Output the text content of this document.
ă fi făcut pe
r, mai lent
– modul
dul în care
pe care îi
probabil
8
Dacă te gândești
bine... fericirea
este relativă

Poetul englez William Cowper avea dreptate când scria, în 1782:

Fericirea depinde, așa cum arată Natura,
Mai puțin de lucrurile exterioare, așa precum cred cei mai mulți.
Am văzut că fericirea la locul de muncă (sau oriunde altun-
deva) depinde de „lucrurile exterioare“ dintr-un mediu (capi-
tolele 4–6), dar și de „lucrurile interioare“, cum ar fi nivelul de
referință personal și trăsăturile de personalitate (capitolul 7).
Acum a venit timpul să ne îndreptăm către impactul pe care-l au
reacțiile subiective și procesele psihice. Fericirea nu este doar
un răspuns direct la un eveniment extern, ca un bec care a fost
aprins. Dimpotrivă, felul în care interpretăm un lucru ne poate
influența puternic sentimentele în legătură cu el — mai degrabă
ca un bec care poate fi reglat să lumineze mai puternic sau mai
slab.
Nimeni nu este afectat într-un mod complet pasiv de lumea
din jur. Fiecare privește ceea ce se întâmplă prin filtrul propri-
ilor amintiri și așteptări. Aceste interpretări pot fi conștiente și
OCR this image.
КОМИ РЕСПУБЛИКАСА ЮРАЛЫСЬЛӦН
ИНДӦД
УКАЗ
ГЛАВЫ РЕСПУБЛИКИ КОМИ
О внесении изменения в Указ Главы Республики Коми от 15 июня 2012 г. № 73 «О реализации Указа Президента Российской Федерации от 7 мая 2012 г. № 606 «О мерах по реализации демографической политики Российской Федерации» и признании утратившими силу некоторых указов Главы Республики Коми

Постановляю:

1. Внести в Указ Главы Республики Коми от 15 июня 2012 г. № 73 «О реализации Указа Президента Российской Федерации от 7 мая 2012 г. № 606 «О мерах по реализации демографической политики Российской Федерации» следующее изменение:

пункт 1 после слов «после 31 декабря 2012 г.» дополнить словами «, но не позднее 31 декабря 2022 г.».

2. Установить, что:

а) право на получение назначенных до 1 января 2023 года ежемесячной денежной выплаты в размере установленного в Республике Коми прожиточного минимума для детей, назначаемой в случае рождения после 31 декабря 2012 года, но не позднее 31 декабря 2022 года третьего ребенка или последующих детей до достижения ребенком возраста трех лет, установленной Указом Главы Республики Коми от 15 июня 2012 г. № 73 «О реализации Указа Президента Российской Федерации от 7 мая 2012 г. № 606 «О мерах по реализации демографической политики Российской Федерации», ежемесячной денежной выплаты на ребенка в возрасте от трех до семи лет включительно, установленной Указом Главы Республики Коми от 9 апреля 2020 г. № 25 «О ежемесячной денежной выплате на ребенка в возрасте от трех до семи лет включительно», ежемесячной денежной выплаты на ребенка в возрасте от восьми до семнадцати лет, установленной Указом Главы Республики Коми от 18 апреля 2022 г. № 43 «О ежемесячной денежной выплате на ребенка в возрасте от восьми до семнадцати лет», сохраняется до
————————
§ **YOUR TASK**
Retype all the material above precisely, with no line left out.

§ **OUTPUT**
Output the text content of this document.
ă fi făcut pe
r, mai lent
– modul
dul în care
pe care îi
probabil
8
Dacă te gândești
bine... fericirea
este relativă

Poetul englez William Cowper avea dreptate când scria, în 1782:

Fericirea depinde, așa cum arată Natura,
Mai puțin de lucrurile exterioare, așa precum cred cei mai mulți.
Am văzut că fericirea la locul de muncă (sau oriunde altun-
deva) depinde de „lucrurile exterioare“ dintr-un mediu (capi-
tolele 4–6), dar și de „lucrurile interioare“, cum ar fi nivelul de
referință personal și trăsăturile de personalitate (capitolul 7).
Acum a venit timpul să ne îndreptăm către impactul pe care-l au
reacțiile subiective și procesele psihice. Fericirea nu este doar
un răspuns direct la un eveniment extern, ca un bec care a fost
aprins. Dimpotrivă, felul în care interpretăm un lucru ne poate
influența puternic sentimentele în legătură cu el — mai degrabă
ca un bec care poate fi reglat să lumineze mai puternic sau mai
slab.
Nimeni nu este afectat într-un mod complet pasiv de lumea
din jur. Fiecare privește ceea ce se întâmplă prin filtrul propri-
ilor amintiri și așteptări. Aceste interpretări pot fi conștiente și
OCR this image.
КОМИ РЕСПУБЛИКАСА ЮРАЛЫСЬЛӦН
ИНДӦД
УКАЗ
ГЛАВЫ РЕСПУБЛИКИ КОМИ
О внесении изменения в Указ Главы Республики Коми от 15 июня 2012 г. № 73 «О реализации Указа Президента Российской Федерации от 7 мая 2012 г. № 606 «О мерах по реализации демографической политики Российской Федерации» и признании утратившими силу некоторых указов Главы Республики Коми

Постановляю:

1. Внести в Указ Главы Республики Коми от 15 июня 2012 г. № 73 «О реализации Указа Президента Российской Федерации от 7 мая 2012 г. № 606 «О мерах по реализации демографической политики Российской Федерации» следующее изменение:

пункт 1 после слов «после 31 декабря 2012 г.» дополнить словами «, но не позднее 31 декабря 2022 г.».

2. Установить, что:

а) право на получение назначенных до 1 января 2023 года ежемесячной денежной выплаты в размере установленного в Республике Коми прожиточного минимума для детей, назначаемой в случае рождения после 31 декабря 2012 года, но не позднее 31 декабря 2022 года третьего ребенка или последующих детей до достижения ребенком возраста трех лет, установленной Указом Главы Республики Коми от 15 июня 2012 г. № 73 «О реализации Указа Президента Российской Федерации от 7 мая 2012 г. № 606 «О мерах по реализации демографической политики Российской Федерации», ежемесячной денежной выплаты на ребенка в возрасте от трех до семи лет включительно, установленной Указом Главы Республики Коми от 9 апреля 2020 г. № 25 «О ежемесячной денежной выплате на ребенка в возрасте от трех до семи лет включительно», ежемесячной денежной выплаты на ребенка в возрасте от восьми до семнадцати лет, установленной Указом Главы Республики Коми от 18 апреля 2022 г. № 43 «О ежемесячной денежной выплате на ребенка в возрасте от восьми до семнадцати лет», сохраняется до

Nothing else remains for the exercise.